--- Aim ---
Retype the whole listing, please, keeping every line exact and dropping the pictures.

━━━━━━

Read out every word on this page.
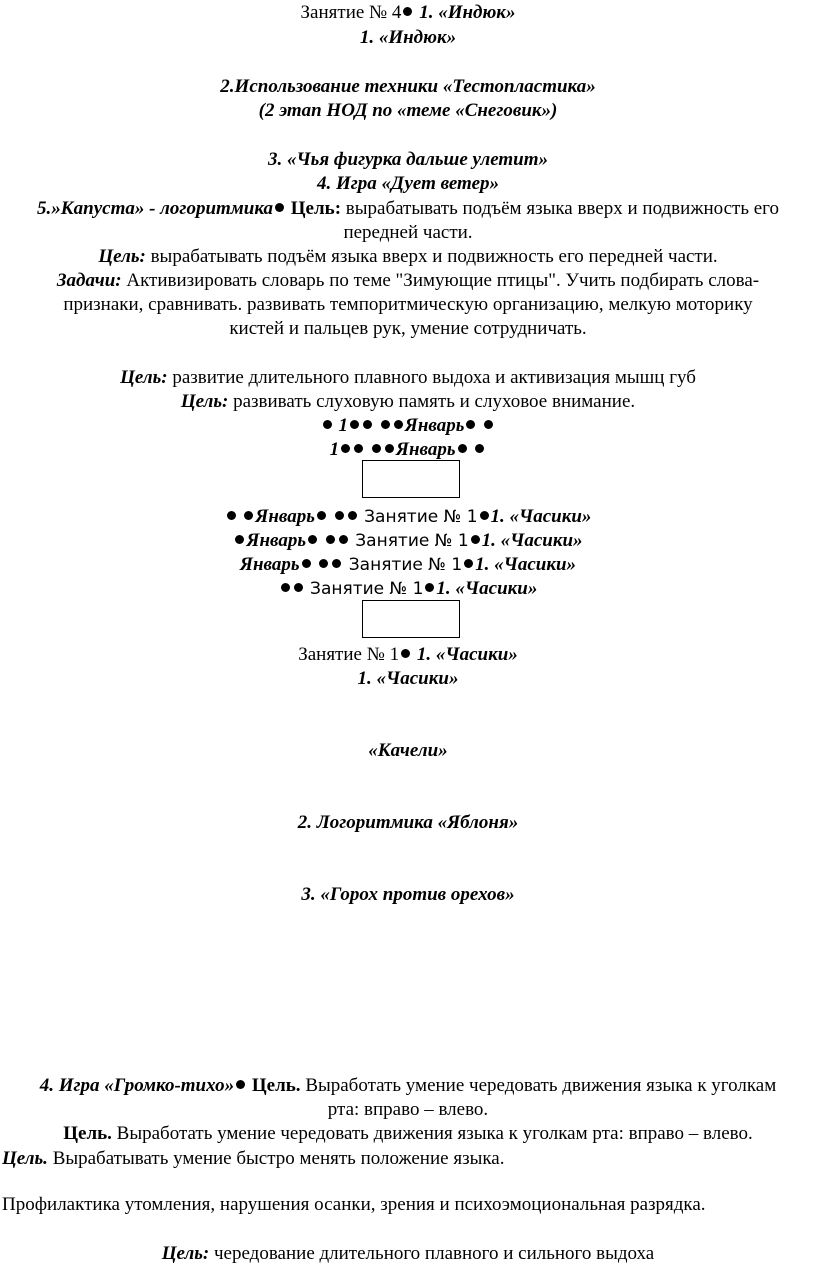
Занятие № 4 1. «Индюк»
1. «Индюк»
2.Использование техники «Тестопластика»
(2 этап НОД по «теме «Снеговик»)
3. «Чья фигурка дальше улетит»
4. Игра «Дует ветер»
5.»Капуста» - логоритмика Цель: вырабатывать подъём языка вверх и подвижность его
передней части.
Цель: вырабатывать подъём языка вверх и подвижность его передней части.
Задачи: Активизировать словарь по теме "Зимующие птицы". Учить подбирать слова-
признаки, сравнивать. развивать темпоритмическую организацию, мелкую моторику
кистей и пальцев рук, умение сотрудничать.
Цель: развитие длительного плавного выдоха и активизация мышц губ
Цель: развивать слуховую память и слуховое внимание.
1	Январь
1	Январь
Январь	Занятие № 1 1. «Часики»
Январь	Занятие № 1 1. «Часики»
Январь	Занятие № 1 1. «Часики»
Занятие № 1 1. «Часики»
Занятие № 1 1. «Часики»
1. «Часики»
«Качели»
2. Логоритмика «Яблоня»
3. «Горох против орехов»
4. Игра «Громко-тихо» Цель. Выработать умение чередовать движения языка к уголкам
рта: вправо – влево.
Цель. Выработать умение чередовать движения языка к уголкам рта: вправо – влево.
Цель. Вырабатывать умение быстро менять положение языка.
Профилактика утомления, нарушения осанки, зрения и психоэмоциональная разрядка.
Цель: чередование длительного плавного и сильного выдоха
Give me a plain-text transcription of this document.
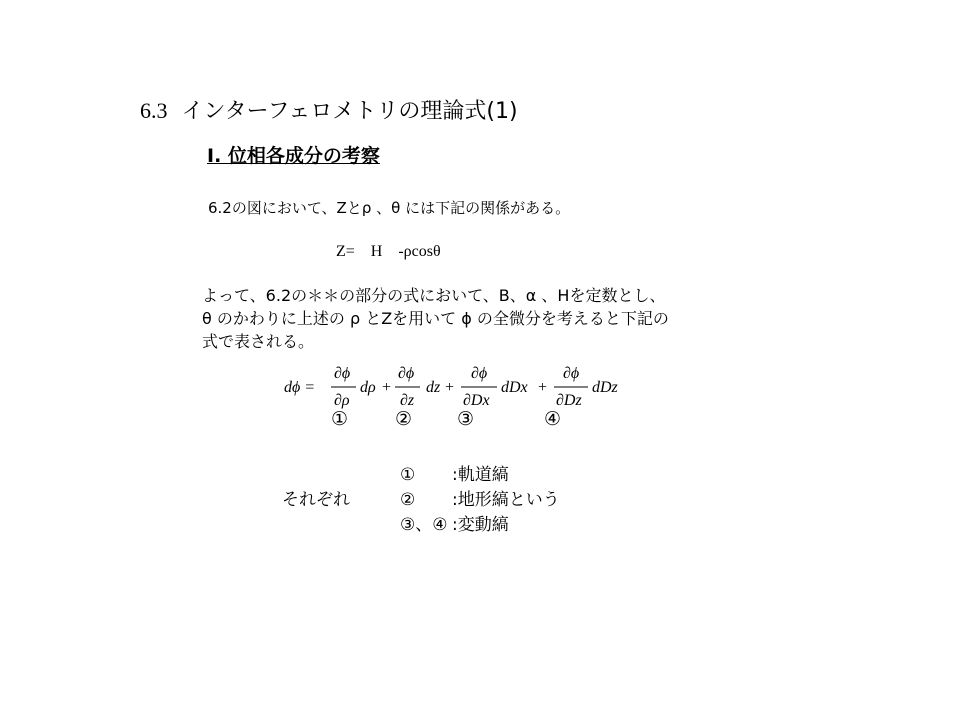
6.3 インターフェロメトリの理論式(1)
Ⅰ. 位相各成分の考察
6.2の図において、Zとρ 、θ には下記の関係がある。
Z=　H　-ρcosθ
よって、6.2の＊＊の部分の式において、B、α 、Hを定数とし、
θ のかわりに上述の ρ とZを用いて ϕ の全微分を考えると下記の
式で表される。
dϕ =
∂ϕ
∂ρ
dρ +
∂ϕ
∂z
dz +
∂ϕ
∂Dx
dDx +
∂ϕ
∂Dz
dDz
① ② ③	④
それぞれ
① :軌道縞
② :地形縞という
③、④ :変動縞
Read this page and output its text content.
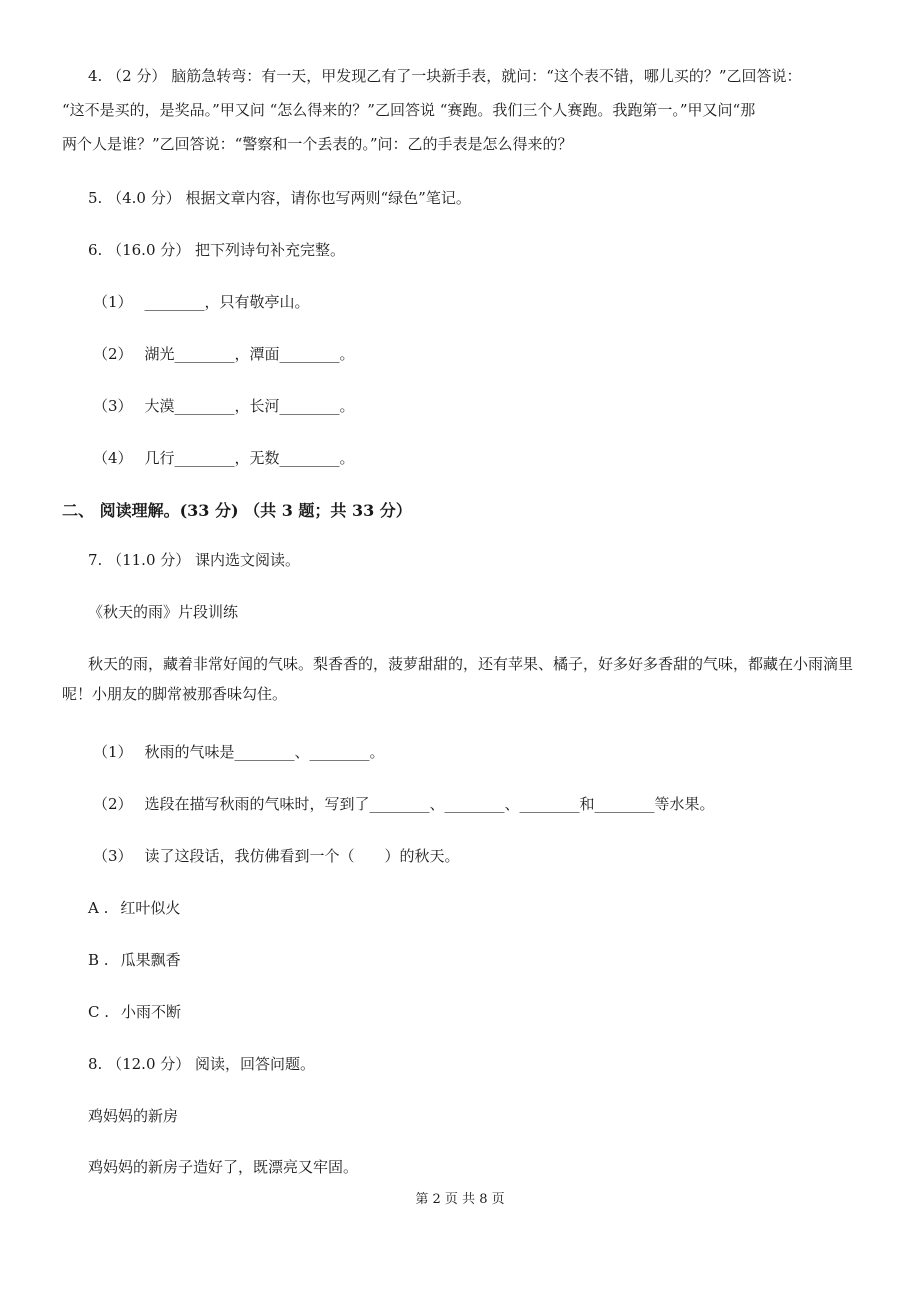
4. （2 分） 脑筋急转弯：有一天，甲发现乙有了一块新手表，就问：“这个表不错，哪儿买的？”乙回答说：
“这不是买的，是奖品。”甲又问 “怎么得来的？”乙回答说 “赛跑。我们三个人赛跑。我跑第一。”甲又问“那
两个人是谁？”乙回答说：“警察和一个丢表的。”问：乙的手表是怎么得来的？
5. （4.0 分） 根据文章内容，请你也写两则“绿色”笔记。
6. （16.0 分） 把下列诗句补充完整。
（1） ________，只有敬亭山。
（2） 湖光________，潭面________。
（3） 大漠________，长河________。
（4） 几行________，无数________。
二、 阅读理解。(33 分) （共 3 题；共 33 分）
7. （11.0 分） 课内选文阅读。
《秋天的雨》片段训练
秋天的雨，藏着非常好闻的气味。梨香香的，菠萝甜甜的，还有苹果、橘子，好多好多香甜的气味，都藏在小雨滴里呢！小朋友的脚常被那香味勾住。
（1） 秋雨的气味是________、________。
（2） 选段在描写秋雨的气味时，写到了________、________、________和________等水果。
（3） 读了这段话，我仿佛看到一个（　　）的秋天。
A . 红叶似火
B . 瓜果飘香
C . 小雨不断
8. （12.0 分） 阅读，回答问题。
鸡妈妈的新房
鸡妈妈的新房子造好了，既漂亮又牢固。
第 2 页 共 8 页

━━━━━━

--- Reply ---
Read out every word on this page.
Занятие № 4 1. «Индюк»
1. «Индюк»
2.Использование техники «Тестопластика»
(2 этап НОД по «теме «Снеговик»)
3. «Чья фигурка дальше улетит»
4. Игра «Дует ветер»
5.»Капуста» - логоритмика Цель: вырабатывать подъём языка вверх и подвижность его
передней части.
Цель: вырабатывать подъём языка вверх и подвижность его передней части.
Задачи: Активизировать словарь по теме "Зимующие птицы". Учить подбирать слова-
признаки, сравнивать. развивать темпоритмическую организацию, мелкую моторику
кистей и пальцев рук, умение сотрудничать.
Цель: развитие длительного плавного выдоха и активизация мышц губ
Цель: развивать слуховую память и слуховое внимание.
1	Январь
1	Январь
Январь	Занятие № 1 1. «Часики»
Январь	Занятие № 1 1. «Часики»
Январь	Занятие № 1 1. «Часики»
Занятие № 1 1. «Часики»
Занятие № 1 1. «Часики»
1. «Часики»
«Качели»
2. Логоритмика «Яблоня»
3. «Горох против орехов»
4. Игра «Громко-тихо» Цель. Выработать умение чередовать движения языка к уголкам
рта: вправо – влево.
Цель. Выработать умение чередовать движения языка к уголкам рта: вправо – влево.
Цель. Вырабатывать умение быстро менять положение языка.
Профилактика утомления, нарушения осанки, зрения и психоэмоциональная разрядка.
Цель: чередование длительного плавного и сильного выдоха
Give me a plain-text transcription of this document.
6.3 インターフェロメトリの理論式(1)
Ⅰ. 位相各成分の考察
6.2の図において、Zとρ 、θ には下記の関係がある。
Z=　H　-ρcosθ
よって、6.2の＊＊の部分の式において、B、α 、Hを定数とし、
θ のかわりに上述の ρ とZを用いて ϕ の全微分を考えると下記の
式で表される。
dϕ =
∂ϕ
∂ρ
dρ +
∂ϕ
∂z
dz +
∂ϕ
∂Dx
dDx +
∂ϕ
∂Dz
dDz
① ② ③	④
それぞれ
① :軌道縞
② :地形縞という
③、④ :変動縞
Read this page and output its text content.
4. （2 分） 脑筋急转弯：有一天，甲发现乙有了一块新手表，就问：“这个表不错，哪儿买的？”乙回答说：
“这不是买的，是奖品。”甲又问 “怎么得来的？”乙回答说 “赛跑。我们三个人赛跑。我跑第一。”甲又问“那
两个人是谁？”乙回答说：“警察和一个丢表的。”问：乙的手表是怎么得来的？
5. （4.0 分） 根据文章内容，请你也写两则“绿色”笔记。
6. （16.0 分） 把下列诗句补充完整。
（1） ________，只有敬亭山。
（2） 湖光________，潭面________。
（3） 大漠________，长河________。
（4） 几行________，无数________。
二、 阅读理解。(33 分) （共 3 题；共 33 分）
7. （11.0 分） 课内选文阅读。
《秋天的雨》片段训练
秋天的雨，藏着非常好闻的气味。梨香香的，菠萝甜甜的，还有苹果、橘子，好多好多香甜的气味，都藏在小雨滴里呢！小朋友的脚常被那香味勾住。
（1） 秋雨的气味是________、________。
（2） 选段在描写秋雨的气味时，写到了________、________、________和________等水果。
（3） 读了这段话，我仿佛看到一个（　　）的秋天。
A . 红叶似火
B . 瓜果飘香
C . 小雨不断
8. （12.0 分） 阅读，回答问题。
鸡妈妈的新房
鸡妈妈的新房子造好了，既漂亮又牢固。
第 2 页 共 8 页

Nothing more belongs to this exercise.